◆ **SET EXERCISE**: Copy word for word the part of the data that opens with the line containing "row-label: uuhet: alueet P1, P2" and closes with the line containing "table-row <box>80 671 938 694</box>", including both of those lines.

Element box records for images
## begin
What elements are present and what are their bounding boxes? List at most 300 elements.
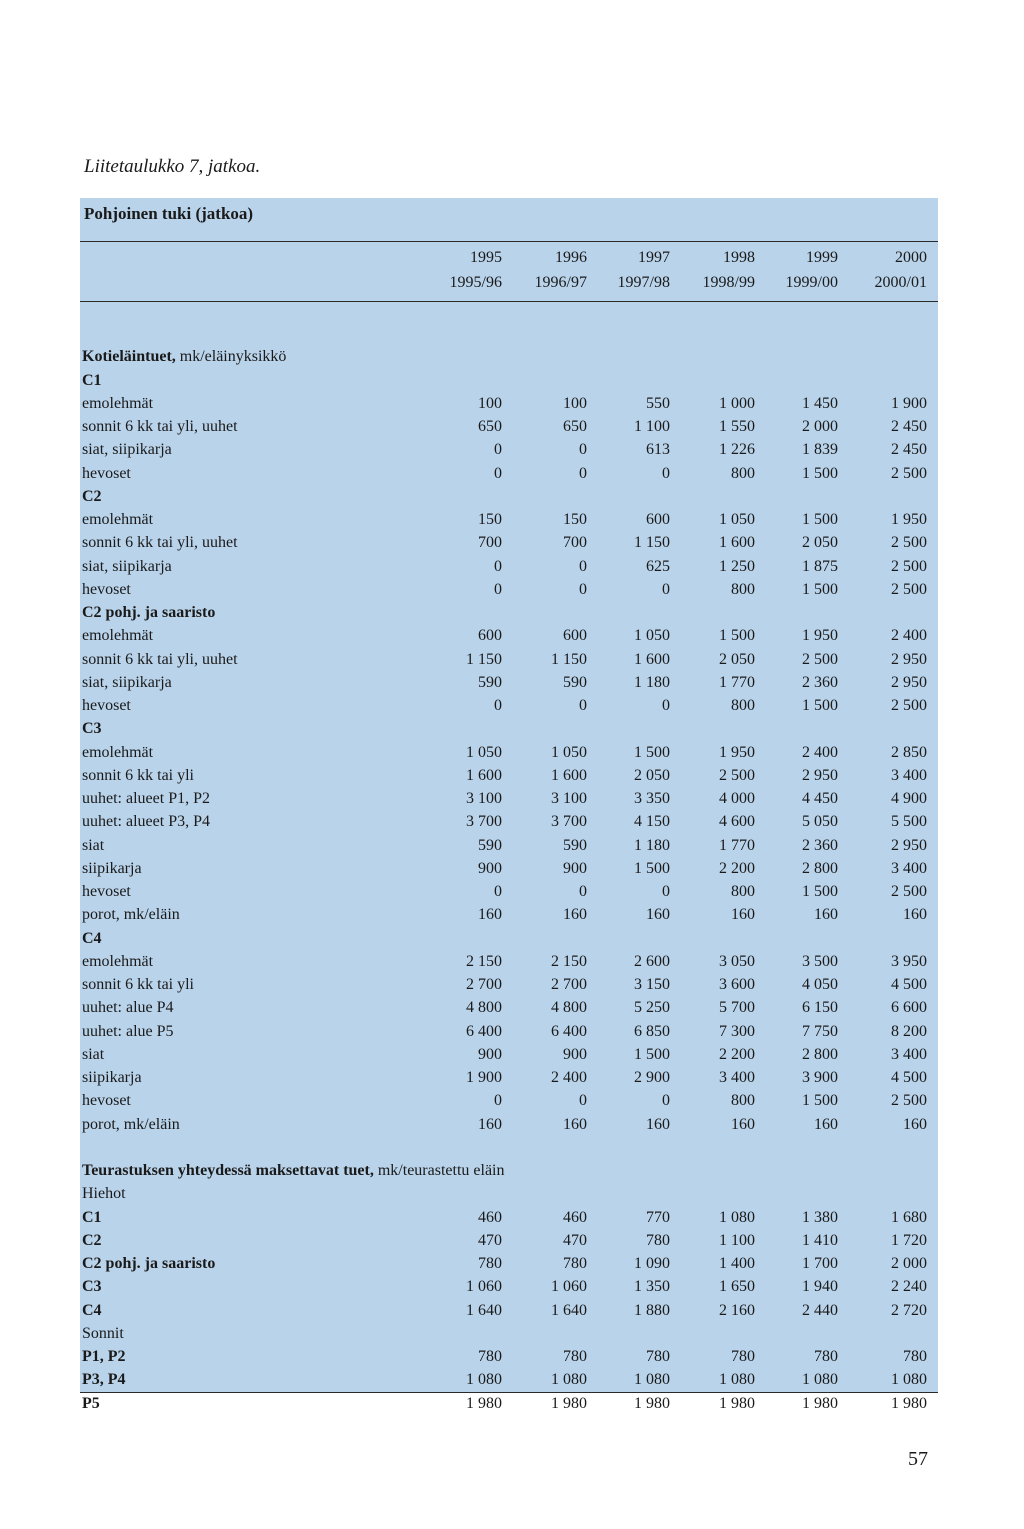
row-label: uuhet: alueet P1, P2 <box>82 790 210 807</box>
row-label: Sonnit <box>82 1324 124 1342</box>
table-cell: 2 150 <box>466 952 502 970</box>
section-label-bold: Kotieläintuet, <box>82 348 176 366</box>
table-cell: 1 680 <box>891 1208 927 1226</box>
table-row <box>80 787 938 810</box>
table-cell: 1 050 <box>719 511 755 528</box>
table-cell: 1 050 <box>551 743 587 761</box>
table-cell: 3 400 <box>891 766 927 784</box>
table-row <box>80 648 938 671</box>
table-row <box>80 834 938 857</box>
row-label: emolehmät <box>82 394 154 412</box>
table-cell: 3 100 <box>466 790 502 807</box>
table-cell: 6 850 <box>634 1022 670 1040</box>
table-cell: 2 800 <box>802 859 838 877</box>
table-cell: 780 <box>903 1348 927 1365</box>
table-cell: 650 <box>478 418 502 435</box>
table-row <box>80 1182 938 1205</box>
table-cell: 1 640 <box>466 1301 502 1319</box>
table-row <box>80 1368 938 1391</box>
table-row <box>80 671 938 694</box>
section-heading <box>80 345 938 368</box>
table-cell: 0 <box>579 883 587 900</box>
table-cell: 0 <box>579 580 587 598</box>
row-label: sonnit 6 kk tai yli <box>82 766 194 784</box>
table-cell: 2 500 <box>891 883 927 900</box>
table-row <box>80 415 938 438</box>
table-row <box>80 1113 938 1136</box>
table-cell: 1 980 <box>634 1394 670 1412</box>
table-row <box>80 1345 938 1368</box>
row-label: C1 <box>82 1208 102 1226</box>
table-cell: 160 <box>646 1115 670 1133</box>
table-cell: 1 875 <box>802 557 838 575</box>
table-cell: 1 450 <box>802 394 838 412</box>
table-cell: 4 000 <box>719 790 755 807</box>
table-cell: 550 <box>646 394 670 412</box>
table-title: Pohjoinen tuki (jatkoa) <box>84 204 254 223</box>
table-cell: 1 600 <box>634 650 670 668</box>
table-cell: 3 400 <box>891 1045 927 1063</box>
table-row <box>80 1066 938 1089</box>
table-cell: 4 800 <box>551 999 587 1017</box>
year-header: 2000 <box>895 249 927 266</box>
table-cell: 900 <box>563 859 587 877</box>
spacer-row <box>80 1136 938 1159</box>
table-cell: 160 <box>563 1115 587 1133</box>
page-number: 57 <box>908 1448 928 1470</box>
table-cell: 0 <box>494 580 502 598</box>
table-cell: 4 600 <box>719 813 755 831</box>
row-label: hevoset <box>82 883 131 900</box>
season-header: 1998/99 <box>702 274 755 291</box>
table-cell: 3 400 <box>719 1069 755 1086</box>
table-cell: 2 950 <box>891 836 927 854</box>
table-cell: 2 360 <box>802 673 838 691</box>
table-cell: 4 900 <box>891 790 927 807</box>
table-cell: 1 500 <box>802 580 838 598</box>
row-label: C1 <box>82 371 102 389</box>
row-label: hevoset <box>82 464 131 482</box>
row-label: C2 pohj. ja saaristo <box>82 1255 216 1272</box>
table-cell: 1 180 <box>634 673 670 691</box>
row-label: emolehmät <box>82 743 154 761</box>
table-cell: 1 600 <box>719 534 755 552</box>
table-cell: 2 500 <box>891 697 927 714</box>
table-cell: 1 150 <box>466 650 502 668</box>
table-row <box>80 973 938 996</box>
table-cell: 780 <box>563 1348 587 1365</box>
table-cell: 900 <box>563 1045 587 1063</box>
table-cell: 1 500 <box>802 697 838 714</box>
table-cell: 1 640 <box>551 1301 587 1319</box>
row-label: emolehmät <box>82 952 154 970</box>
table-row <box>80 1020 938 1043</box>
table-cell: 2 240 <box>891 1278 927 1296</box>
table-cell: 1 500 <box>802 883 838 900</box>
table-cell: 590 <box>563 673 587 691</box>
table-cell: 1 950 <box>719 743 755 761</box>
table-cell: 460 <box>563 1208 587 1226</box>
row-label: P1, P2 <box>82 1348 126 1365</box>
table-cell: 0 <box>579 464 587 482</box>
table-cell: 1 720 <box>891 1231 927 1249</box>
group-heading <box>80 369 938 392</box>
table-cell: 1 000 <box>719 394 755 412</box>
row-label: C4 <box>82 929 102 947</box>
table-cell: 1 980 <box>466 1394 502 1412</box>
table-cell: 5 250 <box>634 999 670 1017</box>
table-row <box>80 880 938 903</box>
table-cell: 8 200 <box>891 1022 927 1040</box>
table-cell: 0 <box>579 557 587 575</box>
table-cell: 2 000 <box>891 1255 927 1272</box>
table-cell: 780 <box>478 1255 502 1272</box>
table-cell: 1 500 <box>802 1092 838 1110</box>
table-cell: 3 900 <box>802 1069 838 1086</box>
table-cell: 1 150 <box>634 534 670 552</box>
table-cell: 625 <box>646 557 670 575</box>
table-cell: 2 850 <box>891 743 927 761</box>
table-cell: 5 500 <box>891 813 927 831</box>
table-cell: 2 360 <box>802 836 838 854</box>
table-row <box>80 996 938 1019</box>
table-row <box>80 1252 938 1275</box>
table-cell: 6 600 <box>891 999 927 1017</box>
table-cell: 150 <box>563 511 587 528</box>
table-cell: 3 700 <box>466 813 502 831</box>
table-cell: 1 080 <box>466 1371 502 1389</box>
table-row <box>80 950 938 973</box>
table-cell: 0 <box>494 464 502 482</box>
row-label: sonnit 6 kk tai yli, uuhet <box>82 650 238 668</box>
table-cell: 3 600 <box>719 976 755 993</box>
table-cell: 770 <box>646 1208 670 1226</box>
table-cell: 2 500 <box>891 557 927 575</box>
table-cell: 1 500 <box>802 464 838 482</box>
table-cell: 4 500 <box>891 976 927 993</box>
season-header: 1995/96 <box>449 274 502 291</box>
table-cell: 2 700 <box>466 976 502 993</box>
table-cell: 2 500 <box>891 534 927 552</box>
table-row <box>80 555 938 578</box>
table-row <box>80 741 938 764</box>
table-cell: 1 080 <box>802 1371 838 1389</box>
header-bottom-rule <box>80 301 938 302</box>
table-cell: 1 980 <box>802 1394 838 1412</box>
table-cell: 590 <box>478 673 502 691</box>
table-row <box>80 1206 938 1229</box>
table-cell: 1 650 <box>719 1278 755 1296</box>
table-cell: 160 <box>903 906 927 924</box>
table-cell: 0 <box>662 464 670 482</box>
row-label: P5 <box>82 1394 100 1412</box>
table-cell: 800 <box>731 580 755 598</box>
table-cell: 1 350 <box>634 1278 670 1296</box>
table-cell: 1 500 <box>719 627 755 645</box>
table-row <box>80 1322 938 1345</box>
table-cell: 3 350 <box>634 790 670 807</box>
table-bottom-rule <box>80 1392 938 1393</box>
section-heading <box>80 1159 938 1182</box>
row-label: porot, mk/eläin <box>82 906 180 924</box>
row-label: P3, P4 <box>82 1371 126 1389</box>
row-label: siat, siipikarja <box>82 441 172 459</box>
table-cell: 3 400 <box>891 859 927 877</box>
table-cell: 900 <box>478 859 502 877</box>
table-cell: 780 <box>478 1348 502 1365</box>
table-cell: 0 <box>662 697 670 714</box>
table-cell: 1 500 <box>634 859 670 877</box>
table-cell: 5 700 <box>719 999 755 1017</box>
table-cell: 100 <box>478 394 502 412</box>
table-cell: 900 <box>478 1045 502 1063</box>
table-cell: 460 <box>478 1208 502 1226</box>
table-row <box>80 810 938 833</box>
table-cell: 780 <box>731 1348 755 1365</box>
table-row <box>80 1299 938 1322</box>
table-cell: 780 <box>646 1348 670 1365</box>
table-cell: 600 <box>478 627 502 645</box>
table-cell: 2 950 <box>891 650 927 668</box>
table-cell: 1 060 <box>551 1278 587 1296</box>
table-cell: 160 <box>731 906 755 924</box>
table-cell: 1 900 <box>891 394 927 412</box>
table-cell: 1 080 <box>634 1371 670 1389</box>
row-label: siat, siipikarja <box>82 673 172 691</box>
row-label: sonnit 6 kk tai yli, uuhet <box>82 418 238 435</box>
table-cell: 2 950 <box>891 673 927 691</box>
table-cell: 2 600 <box>634 952 670 970</box>
table-cell: 160 <box>814 1115 838 1133</box>
table-cell: 2 160 <box>719 1301 755 1319</box>
table-cell: 3 950 <box>891 952 927 970</box>
table-caption: Liitetaulukko 7, jatkoa. <box>84 156 261 177</box>
table-cell: 1 180 <box>634 836 670 854</box>
table-cell: 1 080 <box>719 1371 755 1389</box>
table-cell: 470 <box>478 1231 502 1249</box>
table-row <box>80 857 938 880</box>
table-cell: 160 <box>478 906 502 924</box>
table-cell: 160 <box>814 906 838 924</box>
table-cell: 1 980 <box>719 1394 755 1412</box>
table-cell: 1 770 <box>719 836 755 854</box>
table-row <box>80 694 938 717</box>
table-cell: 160 <box>731 1115 755 1133</box>
table-cell: 1 050 <box>466 743 502 761</box>
table-cell: 2 050 <box>634 766 670 784</box>
row-label: emolehmät <box>82 627 154 645</box>
row-label: siipikarja <box>82 1069 142 1086</box>
table-row <box>80 462 938 485</box>
row-label <box>82 345 286 368</box>
table-cell: 1 080 <box>719 1208 755 1226</box>
table-cell: 1 600 <box>466 766 502 784</box>
table-cell: 3 050 <box>719 952 755 970</box>
group-heading <box>80 717 938 740</box>
table-cell: 700 <box>563 534 587 552</box>
table-cell: 1 150 <box>551 650 587 668</box>
table-cell: 2 050 <box>719 650 755 668</box>
table-cell: 2 500 <box>891 464 927 482</box>
table-cell: 1 500 <box>634 743 670 761</box>
table-cell: 1 400 <box>719 1255 755 1272</box>
table-cell: 613 <box>646 441 670 459</box>
year-header: 1998 <box>723 249 755 266</box>
table-cell: 700 <box>478 534 502 552</box>
table-cell: 2 500 <box>891 1092 927 1110</box>
table-cell: 2 400 <box>891 627 927 645</box>
table-cell: 800 <box>731 1092 755 1110</box>
row-label: hevoset <box>82 580 131 598</box>
table-cell: 2 500 <box>891 580 927 598</box>
row-label: Hiehot <box>82 1185 126 1203</box>
table-row <box>80 508 938 531</box>
table-cell: 470 <box>563 1231 587 1249</box>
table-cell: 0 <box>662 883 670 900</box>
table-row <box>80 531 938 554</box>
table-cell: 1 980 <box>891 1394 927 1412</box>
year-header: 1999 <box>806 249 838 266</box>
table-cell: 1 090 <box>634 1255 670 1272</box>
row-label: sonnit 6 kk tai yli, uuhet <box>82 534 238 552</box>
table-cell: 4 050 <box>802 976 838 993</box>
table-cell: 0 <box>579 441 587 459</box>
row-label: uuhet: alue P5 <box>82 1022 174 1040</box>
table-cell: 5 050 <box>802 813 838 831</box>
table-cell: 1 950 <box>891 511 927 528</box>
table-cell: 4 500 <box>891 1069 927 1086</box>
table-cell: 1 980 <box>551 1394 587 1412</box>
spacer-row <box>80 322 938 345</box>
table-row <box>80 578 938 601</box>
table-cell: 650 <box>563 418 587 435</box>
table-cell: 780 <box>814 1348 838 1365</box>
table-cell: 160 <box>903 1115 927 1133</box>
table-cell: 100 <box>563 394 587 412</box>
table-cell: 2 800 <box>802 1045 838 1063</box>
table-cell: 0 <box>494 1092 502 1110</box>
table-cell: 2 150 <box>551 952 587 970</box>
row-label: C3 <box>82 720 102 738</box>
table-cell: 590 <box>478 836 502 854</box>
table-cell: 800 <box>731 883 755 900</box>
table-row <box>80 1089 938 1112</box>
year-header: 1997 <box>638 249 670 266</box>
row-label: sonnit 6 kk tai yli <box>82 976 194 993</box>
table-cell: 0 <box>494 557 502 575</box>
table-cell: 7 750 <box>802 1022 838 1040</box>
table-cell: 1 080 <box>891 1371 927 1389</box>
row-label: siat <box>82 1045 105 1063</box>
table-cell: 2 440 <box>802 1301 838 1319</box>
table-row <box>80 764 938 787</box>
table-cell: 6 400 <box>466 1022 502 1040</box>
season-header: 1997/98 <box>617 274 670 291</box>
table-cell: 1 100 <box>719 1231 755 1249</box>
table-cell: 1 839 <box>802 441 838 459</box>
table-cell: 2 450 <box>891 418 927 435</box>
table-cell: 800 <box>731 464 755 482</box>
table-cell: 780 <box>563 1255 587 1272</box>
row-label: porot, mk/eläin <box>82 1115 180 1133</box>
header-top-rule <box>80 241 938 242</box>
table-cell: 2 450 <box>891 441 927 459</box>
table-body <box>80 322 938 1415</box>
year-header: 1996 <box>555 249 587 266</box>
season-header: 1996/97 <box>534 274 587 291</box>
table-cell: 1 880 <box>634 1301 670 1319</box>
row-label: siipikarja <box>82 859 142 877</box>
row-label <box>82 1159 504 1182</box>
row-label: emolehmät <box>82 511 154 528</box>
table-panel <box>80 198 938 1412</box>
table-cell: 0 <box>494 441 502 459</box>
table-cell: 150 <box>478 511 502 528</box>
table-row <box>80 438 938 461</box>
table-cell: 160 <box>646 906 670 924</box>
table-cell: 1 500 <box>634 1045 670 1063</box>
table-cell: 2 500 <box>719 766 755 784</box>
table-cell: 1 100 <box>634 418 670 435</box>
table-cell: 2 200 <box>719 859 755 877</box>
table-cell: 1 600 <box>551 766 587 784</box>
table-row <box>80 1275 938 1298</box>
row-label: C3 <box>82 1278 102 1296</box>
table-cell: 1 900 <box>466 1069 502 1086</box>
row-label: C2 <box>82 487 102 505</box>
table-row <box>80 1043 938 1066</box>
table-cell: 2 700 <box>551 976 587 993</box>
table-cell: 1 080 <box>551 1371 587 1389</box>
table-cell: 1 550 <box>719 418 755 435</box>
table-cell: 780 <box>646 1231 670 1249</box>
row-label: C2 pohj. ja saaristo <box>82 604 216 621</box>
table-cell: 1 940 <box>802 1278 838 1296</box>
table-cell: 1 250 <box>719 557 755 575</box>
row-label: C2 <box>82 1231 102 1249</box>
row-label: C4 <box>82 1301 102 1319</box>
group-heading <box>80 485 938 508</box>
table-cell: 2 400 <box>802 743 838 761</box>
table-cell: 4 150 <box>634 813 670 831</box>
table-cell: 1 050 <box>634 627 670 645</box>
table-cell: 2 500 <box>802 650 838 668</box>
row-label: siat, siipikarja <box>82 557 172 575</box>
table-cell: 7 300 <box>719 1022 755 1040</box>
table-cell: 160 <box>478 1115 502 1133</box>
group-heading <box>80 927 938 950</box>
table-cell: 3 150 <box>634 976 670 993</box>
year-header: 1995 <box>470 249 502 266</box>
row-label: uuhet: alueet P3, P4 <box>82 813 210 831</box>
table-cell: 1 410 <box>802 1231 838 1249</box>
table-cell: 3 500 <box>802 952 838 970</box>
table-cell: 1 500 <box>802 511 838 528</box>
table-cell: 1 700 <box>802 1255 838 1272</box>
table-cell: 1 770 <box>719 673 755 691</box>
table-row <box>80 1229 938 1252</box>
group-heading <box>80 601 938 624</box>
table-cell: 600 <box>563 627 587 645</box>
table-cell: 2 950 <box>802 766 838 784</box>
table-cell: 2 050 <box>802 534 838 552</box>
section-label-unit: mk/teurastettu eläin <box>373 1162 505 1179</box>
table-cell: 590 <box>563 836 587 854</box>
table-cell: 0 <box>494 697 502 714</box>
table-cell: 0 <box>662 1092 670 1110</box>
table-row <box>80 1392 938 1415</box>
table-cell: 0 <box>579 1092 587 1110</box>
## end
◆ **RESULT BELOW**:
row-label: uuhet: alueet P1, P2 <box>82 790 210 807</box>
row-label: Sonnit <box>82 1324 124 1342</box>
table-cell: 2 150 <box>466 952 502 970</box>
section-label-bold: Kotieläintuet, <box>82 348 176 366</box>
table-cell: 1 680 <box>891 1208 927 1226</box>
table-row <box>80 787 938 810</box>
table-cell: 1 050 <box>719 511 755 528</box>
table-cell: 1 050 <box>551 743 587 761</box>
table-cell: 3 400 <box>891 766 927 784</box>
table-row <box>80 648 938 671</box>
table-row <box>80 834 938 857</box>
row-label: emolehmät <box>82 394 154 412</box>
table-cell: 3 100 <box>466 790 502 807</box>
table-cell: 6 850 <box>634 1022 670 1040</box>
table-cell: 2 800 <box>802 859 838 877</box>
table-cell: 780 <box>903 1348 927 1365</box>
table-cell: 650 <box>478 418 502 435</box>
table-row <box>80 1182 938 1205</box>
table-cell: 1 640 <box>466 1301 502 1319</box>
table-row <box>80 1368 938 1391</box>
table-row <box>80 671 938 694</box>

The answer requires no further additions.